▶ [Requirements]: Only the lines holding the string "tanulóink" are needed. Copy each one.

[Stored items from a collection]

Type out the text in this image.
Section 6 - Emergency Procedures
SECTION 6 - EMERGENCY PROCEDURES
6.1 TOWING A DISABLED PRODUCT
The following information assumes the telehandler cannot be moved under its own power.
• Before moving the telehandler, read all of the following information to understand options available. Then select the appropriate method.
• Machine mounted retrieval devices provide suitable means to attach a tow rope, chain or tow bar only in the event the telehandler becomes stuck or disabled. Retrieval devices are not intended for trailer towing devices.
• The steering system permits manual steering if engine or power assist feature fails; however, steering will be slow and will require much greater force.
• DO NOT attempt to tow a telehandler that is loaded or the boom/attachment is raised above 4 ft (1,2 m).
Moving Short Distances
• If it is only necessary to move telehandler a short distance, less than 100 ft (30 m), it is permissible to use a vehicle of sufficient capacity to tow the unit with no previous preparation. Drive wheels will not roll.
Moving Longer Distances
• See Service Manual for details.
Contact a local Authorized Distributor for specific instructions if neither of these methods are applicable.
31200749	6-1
...
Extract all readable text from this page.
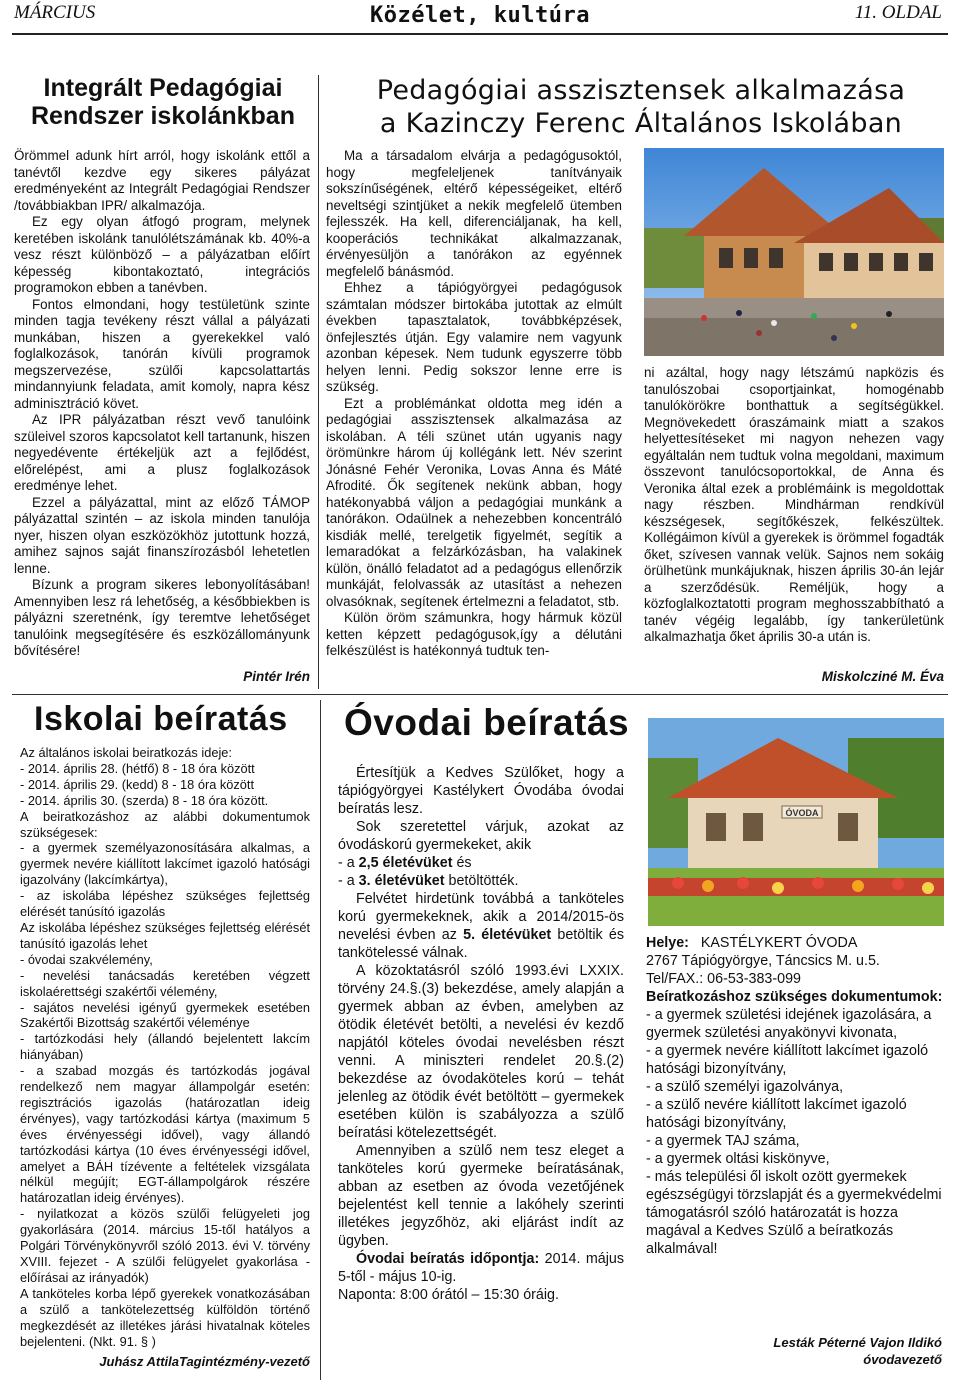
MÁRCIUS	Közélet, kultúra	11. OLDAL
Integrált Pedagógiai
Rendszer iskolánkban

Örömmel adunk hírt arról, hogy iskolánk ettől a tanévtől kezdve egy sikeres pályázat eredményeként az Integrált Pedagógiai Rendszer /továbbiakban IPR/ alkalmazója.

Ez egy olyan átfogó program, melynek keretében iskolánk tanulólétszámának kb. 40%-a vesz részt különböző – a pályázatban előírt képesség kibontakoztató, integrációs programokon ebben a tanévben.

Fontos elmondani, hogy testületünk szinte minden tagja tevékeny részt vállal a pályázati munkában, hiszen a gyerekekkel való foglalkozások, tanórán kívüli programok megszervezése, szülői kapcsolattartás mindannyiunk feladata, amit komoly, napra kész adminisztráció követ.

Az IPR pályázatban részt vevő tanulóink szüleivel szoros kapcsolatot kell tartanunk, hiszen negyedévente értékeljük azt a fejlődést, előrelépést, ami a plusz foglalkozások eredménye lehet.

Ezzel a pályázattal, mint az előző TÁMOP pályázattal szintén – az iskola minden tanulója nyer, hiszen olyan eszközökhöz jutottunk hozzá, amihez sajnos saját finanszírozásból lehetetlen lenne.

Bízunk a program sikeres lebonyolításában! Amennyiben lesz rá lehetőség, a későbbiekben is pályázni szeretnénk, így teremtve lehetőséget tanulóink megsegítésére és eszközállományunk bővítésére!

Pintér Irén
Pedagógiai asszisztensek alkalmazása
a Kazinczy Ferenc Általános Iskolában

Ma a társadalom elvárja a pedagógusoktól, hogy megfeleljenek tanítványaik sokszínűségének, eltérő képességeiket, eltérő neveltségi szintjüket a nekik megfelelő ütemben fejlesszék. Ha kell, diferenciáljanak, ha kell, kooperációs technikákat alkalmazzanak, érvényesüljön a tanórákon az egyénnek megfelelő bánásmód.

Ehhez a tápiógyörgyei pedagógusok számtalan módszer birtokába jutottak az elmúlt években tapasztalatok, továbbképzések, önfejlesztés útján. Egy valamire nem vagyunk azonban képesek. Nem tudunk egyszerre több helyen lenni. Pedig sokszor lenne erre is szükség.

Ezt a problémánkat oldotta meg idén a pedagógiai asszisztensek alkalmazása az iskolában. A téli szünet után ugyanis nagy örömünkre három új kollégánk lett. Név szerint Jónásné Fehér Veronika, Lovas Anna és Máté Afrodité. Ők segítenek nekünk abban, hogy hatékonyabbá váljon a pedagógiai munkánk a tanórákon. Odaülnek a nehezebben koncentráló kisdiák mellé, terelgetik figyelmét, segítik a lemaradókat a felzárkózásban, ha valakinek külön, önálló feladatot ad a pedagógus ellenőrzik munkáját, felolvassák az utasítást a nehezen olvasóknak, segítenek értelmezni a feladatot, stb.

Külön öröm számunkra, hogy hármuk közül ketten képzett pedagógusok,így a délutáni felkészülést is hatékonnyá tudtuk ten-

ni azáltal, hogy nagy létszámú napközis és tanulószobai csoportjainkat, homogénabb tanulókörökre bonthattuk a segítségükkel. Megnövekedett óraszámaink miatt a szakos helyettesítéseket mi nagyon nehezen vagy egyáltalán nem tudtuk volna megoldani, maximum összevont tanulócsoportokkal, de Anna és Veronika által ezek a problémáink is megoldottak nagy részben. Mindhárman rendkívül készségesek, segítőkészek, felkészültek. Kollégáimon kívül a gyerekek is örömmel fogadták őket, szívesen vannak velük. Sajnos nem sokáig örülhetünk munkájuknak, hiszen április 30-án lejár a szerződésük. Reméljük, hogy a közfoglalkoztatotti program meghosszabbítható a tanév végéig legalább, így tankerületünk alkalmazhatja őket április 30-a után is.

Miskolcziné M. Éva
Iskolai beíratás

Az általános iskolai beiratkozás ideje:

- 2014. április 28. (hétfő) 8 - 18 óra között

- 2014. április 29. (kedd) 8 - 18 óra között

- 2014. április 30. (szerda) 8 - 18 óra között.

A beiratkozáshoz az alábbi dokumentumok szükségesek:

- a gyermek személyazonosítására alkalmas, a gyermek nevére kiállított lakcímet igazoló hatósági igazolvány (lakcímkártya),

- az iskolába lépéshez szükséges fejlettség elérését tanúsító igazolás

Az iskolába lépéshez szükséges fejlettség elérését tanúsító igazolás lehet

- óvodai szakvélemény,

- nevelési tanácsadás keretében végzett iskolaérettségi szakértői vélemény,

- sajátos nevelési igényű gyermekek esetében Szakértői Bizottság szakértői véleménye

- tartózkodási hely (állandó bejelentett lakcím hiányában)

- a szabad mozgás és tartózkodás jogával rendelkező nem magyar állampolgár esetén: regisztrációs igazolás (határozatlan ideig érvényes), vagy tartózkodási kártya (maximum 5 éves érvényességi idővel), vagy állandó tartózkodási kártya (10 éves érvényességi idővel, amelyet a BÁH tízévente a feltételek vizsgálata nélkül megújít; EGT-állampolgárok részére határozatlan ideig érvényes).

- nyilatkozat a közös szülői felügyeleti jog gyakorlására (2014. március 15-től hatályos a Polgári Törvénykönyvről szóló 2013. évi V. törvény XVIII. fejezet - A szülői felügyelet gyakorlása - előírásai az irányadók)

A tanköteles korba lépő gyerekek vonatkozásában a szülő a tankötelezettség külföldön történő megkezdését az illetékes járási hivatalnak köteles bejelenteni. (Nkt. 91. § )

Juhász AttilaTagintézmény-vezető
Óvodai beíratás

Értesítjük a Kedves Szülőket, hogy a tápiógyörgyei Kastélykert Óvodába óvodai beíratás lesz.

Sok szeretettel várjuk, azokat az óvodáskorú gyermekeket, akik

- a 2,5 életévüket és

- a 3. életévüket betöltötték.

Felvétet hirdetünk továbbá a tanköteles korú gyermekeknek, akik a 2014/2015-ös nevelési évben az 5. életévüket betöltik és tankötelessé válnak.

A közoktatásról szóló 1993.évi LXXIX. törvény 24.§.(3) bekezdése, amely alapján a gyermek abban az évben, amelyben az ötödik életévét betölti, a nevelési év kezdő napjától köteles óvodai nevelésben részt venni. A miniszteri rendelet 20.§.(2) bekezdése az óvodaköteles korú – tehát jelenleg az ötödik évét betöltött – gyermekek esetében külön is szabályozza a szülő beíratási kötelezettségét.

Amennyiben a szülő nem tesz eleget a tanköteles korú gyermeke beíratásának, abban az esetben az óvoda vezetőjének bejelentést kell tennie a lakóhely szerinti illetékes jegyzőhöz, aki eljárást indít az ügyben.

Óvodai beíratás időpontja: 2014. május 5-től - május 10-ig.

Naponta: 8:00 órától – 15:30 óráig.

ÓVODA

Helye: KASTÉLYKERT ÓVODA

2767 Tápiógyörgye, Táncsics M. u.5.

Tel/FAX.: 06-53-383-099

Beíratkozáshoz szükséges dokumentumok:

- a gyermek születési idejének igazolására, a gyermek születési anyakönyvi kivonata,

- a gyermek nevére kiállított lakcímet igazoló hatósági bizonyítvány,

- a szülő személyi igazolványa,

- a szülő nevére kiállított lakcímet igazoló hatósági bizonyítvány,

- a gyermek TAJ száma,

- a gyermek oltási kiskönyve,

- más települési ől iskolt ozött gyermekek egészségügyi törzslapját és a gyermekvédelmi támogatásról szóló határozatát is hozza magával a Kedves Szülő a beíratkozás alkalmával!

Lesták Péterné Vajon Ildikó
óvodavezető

▶ [Finished answer]:
Az IPR pályázatban részt vevő tanulóink szüleivel szoros kapcsolatot kell tartanunk, hiszen negyedévente értékeljük azt a fejlődést, előrelépést, ami a plusz foglalkozások eredménye lehet.
Bízunk a program sikeres lebonyolításában! Amennyiben lesz rá lehetőség, a későbbiekben is pályázni szeretnénk, így teremtve lehetőséget tanulóink megsegítésére és eszközállományunk bővítésére!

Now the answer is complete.